## SUPPLIED RECORDS
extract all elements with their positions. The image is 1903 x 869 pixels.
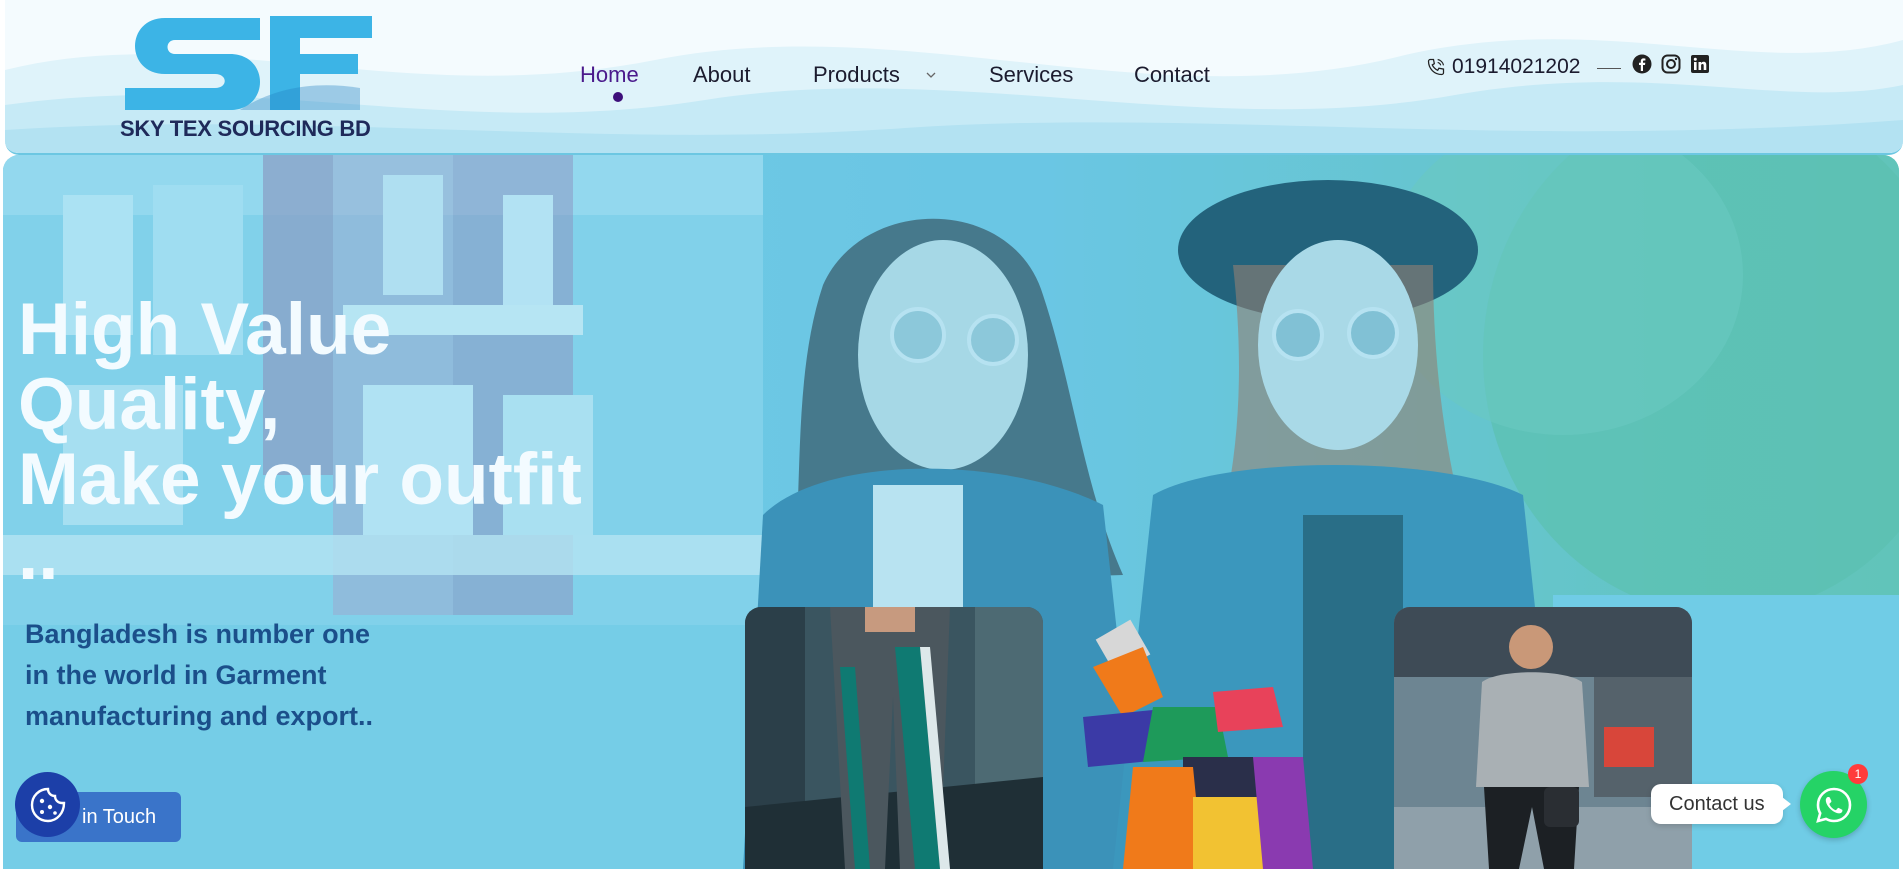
product-image-pants[interactable] [745,607,1043,869]
active-indicator [613,92,623,102]
headline-line-3: Make your outfit [18,439,582,520]
phone-number: 01914021202 [1452,55,1581,78]
headline-line-4: .. [18,514,59,595]
notification-badge: 1 [1848,764,1868,784]
subline-line-1: Bangladesh is number one [25,619,371,649]
hero-section: High Value Quality, Make your outfit .. … [3,155,1899,869]
hero-headline: High Value Quality, Make your outfit .. [18,292,718,592]
nav-home[interactable]: Home [580,62,639,88]
nav-about[interactable]: About [693,62,751,88]
cookie-icon [30,787,65,822]
phone-link[interactable]: 01914021202 [1426,55,1580,79]
headline-line-2: Quality, [18,364,281,445]
main-nav: Home About Products Services Contact [5,0,1903,153]
instagram-icon[interactable] [1661,54,1681,74]
tshirts-image [1083,619,1313,869]
phone-icon [1427,58,1445,76]
product-image-sweatshirt[interactable] [1394,607,1692,869]
subline-line-2: in the world in Garment [25,660,327,690]
site-header: SKY TEX SOURCING BD Home About Products … [5,0,1903,155]
linkedin-icon[interactable] [1690,54,1710,74]
cookie-settings-button[interactable] [15,772,80,837]
headline-line-1: High Value [18,289,392,370]
pants-image [745,607,1043,869]
facebook-icon[interactable] [1632,54,1652,74]
nav-services[interactable]: Services [989,62,1073,88]
sweatshirt-image [1394,607,1692,869]
nav-contact[interactable]: Contact [1134,62,1210,88]
product-image-tshirts[interactable] [1043,607,1341,869]
hero-subheadline: Bangladesh is number one in the world in… [25,614,445,737]
contact-us-label[interactable]: Contact us [1651,784,1791,824]
divider [1597,68,1621,69]
chevron-down-icon[interactable] [924,68,938,82]
subline-line-3: manufacturing and export.. [25,701,374,731]
whatsapp-icon [1815,787,1851,823]
nav-products[interactable]: Products [813,62,900,88]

## TASK TO CARRY OUT
Collect every line of the listing above that contains the word "pants".

## FULL ANSWER
product-image-pants[interactable] [745,607,1043,869]
pants-image [745,607,1043,869]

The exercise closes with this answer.